Abstract

This work focuses on document fragments association using deep metric learning methods. More precisely, we are interested in ancient papyri fragments that need to be reconstructed prior to their analysis by papyrologists. This is a challenging task to automatize using machine learning algorithms because labeled data is rare, often incomplete, imbalanced and of inconsistent conservation states. However, there is a real need for such software in the papyrology community as the process of reconstructing the papyri by hand is extremely time-consuming and tedious. In this paper, we explore ways in which papyrologists can obtain useful matching suggestion on new data using Deep Convolutional Siamese-Networks. We emphasize on low-to-no human intervention for annotating images. We show that the from-scratch self-supervised approach we propose is more effective than using knowledge transfer from a large dataset, the former achieving a top-1 accuracy score of 0.73 on a retrieval task involving 800 fragments.

● TASK STATEMENT: List every property of the labeled data that the abstract on papyri fragment matching gives as a reason the task is hard to automate.

● RAW DATA:
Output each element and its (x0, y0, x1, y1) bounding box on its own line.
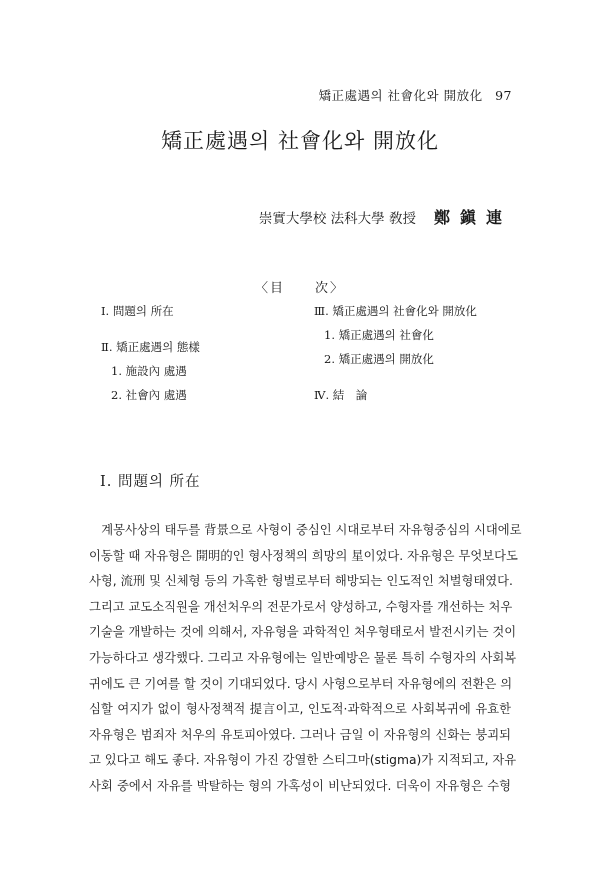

● WRITTEN ANSWER:
- Rare
- Often incomplete
- Imbalanced
- Of inconsistent conservation states